▶ [Record list]:
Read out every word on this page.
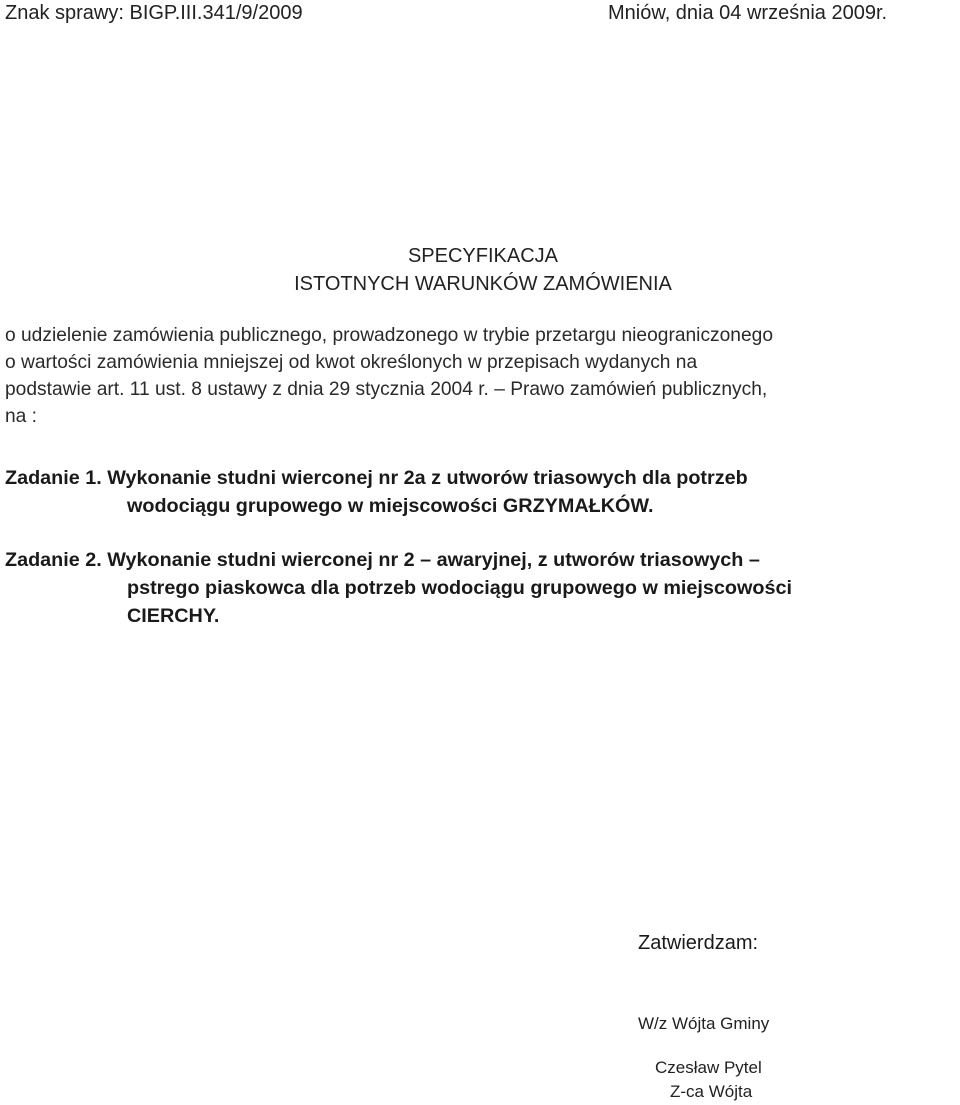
Znak sprawy: BIGP.III.341/9/2009	Mniów, dnia 04 września 2009r.
SPECYFIKACJA
ISTOTNYCH WARUNKÓW ZAMÓWIENIA
o udzielenie zamówienia publicznego, prowadzonego w trybie przetargu nieograniczonego
o wartości zamówienia mniejszej od kwot określonych w przepisach wydanych na
podstawie art. 11 ust. 8 ustawy z dnia 29 stycznia 2004 r. – Prawo zamówień publicznych,
na :
Zadanie 1. Wykonanie studni wierconej nr 2a z utworów triasowych dla potrzeb
wodociągu grupowego w miejscowości GRZYMAŁKÓW.
Zadanie 2. Wykonanie studni wierconej nr 2 – awaryjnej, z utworów triasowych –
pstrego piaskowca dla potrzeb wodociągu grupowego w miejscowości
CIERCHY.
Zatwierdzam:
W/z Wójta Gminy
Czesław Pytel
Z-ca Wójta
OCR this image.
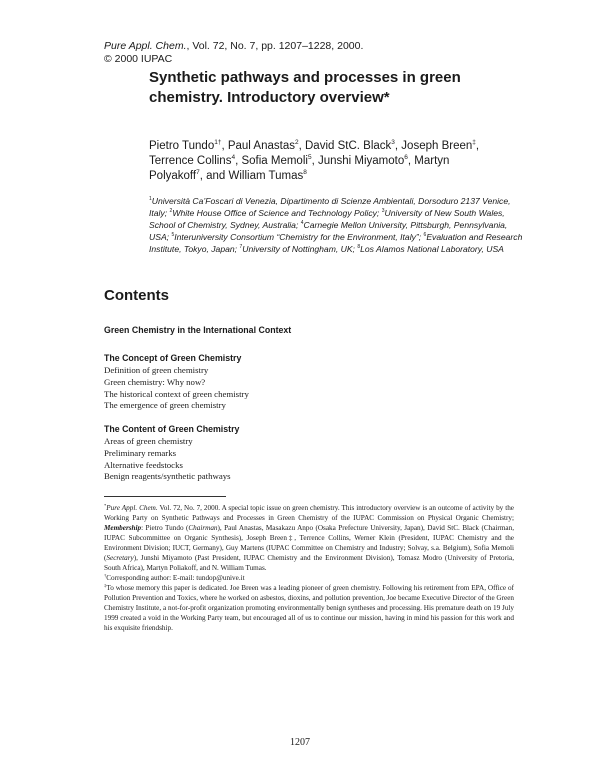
Pure Appl. Chem., Vol. 72, No. 7, pp. 1207–1228, 2000.
© 2000 IUPAC
Synthetic pathways and processes in green chemistry. Introductory overview*
Pietro Tundo$^{1\dagger}$, Paul Anastas$^2$, David StC. Black$^3$, Joseph Breen‡, Terrence Collins$^4$, Sofia Memoli$^5$, Junshi Miyamoto$^6$, Martyn Polyakoff$^7$, and William Tumas$^8$
$^1$Università Ca’Foscari di Venezia, Dipartimento di Scienze Ambientali, Dorsoduro 2137 Venice, Italy; $^2$White House Office of Science and Technology Policy; $^3$University of New South Wales, School of Chemistry, Sydney, Australia; $^4$Carnegie Mellon University, Pittsburgh, Pennsylvania, USA; $^5$Interuniversity Consortium “Chemistry for the Environment, Italy”; $^6$Evaluation and Research Institute, Tokyo, Japan; $^7$University of Nottingham, UK; $^8$Los Alamos National Laboratory, USA
Contents
Green Chemistry in the International Context
The Concept of Green Chemistry
Definition of green chemistry
Green chemistry: Why now?
The historical context of green chemistry
The emergence of green chemistry
The Content of Green Chemistry
Areas of green chemistry
Preliminary remarks
Alternative feedstocks
Benign reagents/synthetic pathways

*Pure Appl. Chem. Vol. 72, No. 7, 2000. A special topic issue on green chemistry. This introductory overview is an outcome of activity by the Working Party on Synthetic Pathways and Processes in Green Chemistry of the IUPAC Commission on Physical Organic Chemistry; Membership: Pietro Tundo (Chairman), Paul Anastas, Masakazu Anpo (Osaka Prefecture University, Japan), David StC. Black (Chairman, IUPAC Subcommittee on Organic Synthesis), Joseph Breen‡, Terrence Collins, Werner Klein (President, IUPAC Chemistry and the Environment Division; IUCT, Germany), Guy Martens (IUPAC Committee on Chemistry and Industry; Solvay, s.a. Belgium), Sofia Memoli (Secretary), Junshi Miyamoto (Past President, IUPAC Chemistry and the Environment Division), Tomasz Modro (University of Pretoria, South Africa), Martyn Poliakoff, and N. William Tumas.

†Corresponding author: E-mail: tundop@unive.it

‡To whose memory this paper is dedicated. Joe Breen was a leading pioneer of green chemistry. Following his retirement from EPA, Office of Pollution Prevention and Toxics, where he worked on asbestos, dioxins, and pollution prevention, Joe became Executive Director of the Green Chemistry Institute, a not-for-profit organization promoting environmentally benign syntheses and processing. His premature death on 19 July 1999 created a void in the Working Party team, but encouraged all of us to continue our mission, having in mind his passion for this work and his exquisite friendship.

1207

▶ [Goal of the exercise]: Take the listing above and print it exactly, apart from the pictures.

▶ [Answer to the exercise]:
Read out every word on this page.
Znak sprawy: BIGP.III.341/9/2009	Mniów, dnia 04 września 2009r.
SPECYFIKACJA
ISTOTNYCH WARUNKÓW ZAMÓWIENIA
o udzielenie zamówienia publicznego, prowadzonego w trybie przetargu nieograniczonego
o wartości zamówienia mniejszej od kwot określonych w przepisach wydanych na
podstawie art. 11 ust. 8 ustawy z dnia 29 stycznia 2004 r. – Prawo zamówień publicznych,
na :
Zadanie 1. Wykonanie studni wierconej nr 2a z utworów triasowych dla potrzeb
wodociągu grupowego w miejscowości GRZYMAŁKÓW.
Zadanie 2. Wykonanie studni wierconej nr 2 – awaryjnej, z utworów triasowych –
pstrego piaskowca dla potrzeb wodociągu grupowego w miejscowości
CIERCHY.
Zatwierdzam:
W/z Wójta Gminy
Czesław Pytel
Z-ca Wójta
OCR this image.
Pure Appl. Chem., Vol. 72, No. 7, pp. 1207–1228, 2000.
© 2000 IUPAC
Synthetic pathways and processes in green chemistry. Introductory overview*
Pietro Tundo$^{1\dagger}$, Paul Anastas$^2$, David StC. Black$^3$, Joseph Breen‡, Terrence Collins$^4$, Sofia Memoli$^5$, Junshi Miyamoto$^6$, Martyn Polyakoff$^7$, and William Tumas$^8$
$^1$Università Ca’Foscari di Venezia, Dipartimento di Scienze Ambientali, Dorsoduro 2137 Venice, Italy; $^2$White House Office of Science and Technology Policy; $^3$University of New South Wales, School of Chemistry, Sydney, Australia; $^4$Carnegie Mellon University, Pittsburgh, Pennsylvania, USA; $^5$Interuniversity Consortium “Chemistry for the Environment, Italy”; $^6$Evaluation and Research Institute, Tokyo, Japan; $^7$University of Nottingham, UK; $^8$Los Alamos National Laboratory, USA
Contents
Green Chemistry in the International Context
The Concept of Green Chemistry
Definition of green chemistry
Green chemistry: Why now?
The historical context of green chemistry
The emergence of green chemistry
The Content of Green Chemistry
Areas of green chemistry
Preliminary remarks
Alternative feedstocks
Benign reagents/synthetic pathways

*Pure Appl. Chem. Vol. 72, No. 7, 2000. A special topic issue on green chemistry. This introductory overview is an outcome of activity by the Working Party on Synthetic Pathways and Processes in Green Chemistry of the IUPAC Commission on Physical Organic Chemistry; Membership: Pietro Tundo (Chairman), Paul Anastas, Masakazu Anpo (Osaka Prefecture University, Japan), David StC. Black (Chairman, IUPAC Subcommittee on Organic Synthesis), Joseph Breen‡, Terrence Collins, Werner Klein (President, IUPAC Chemistry and the Environment Division; IUCT, Germany), Guy Martens (IUPAC Committee on Chemistry and Industry; Solvay, s.a. Belgium), Sofia Memoli (Secretary), Junshi Miyamoto (Past President, IUPAC Chemistry and the Environment Division), Tomasz Modro (University of Pretoria, South Africa), Martyn Poliakoff, and N. William Tumas.

†Corresponding author: E-mail: tundop@unive.it

‡To whose memory this paper is dedicated. Joe Breen was a leading pioneer of green chemistry. Following his retirement from EPA, Office of Pollution Prevention and Toxics, where he worked on asbestos, dioxins, and pollution prevention, Joe became Executive Director of the Green Chemistry Institute, a not-for-profit organization promoting environmentally benign syntheses and processing. His premature death on 19 July 1999 created a void in the Working Party team, but encouraged all of us to continue our mission, having in mind his passion for this work and his exquisite friendship.

1207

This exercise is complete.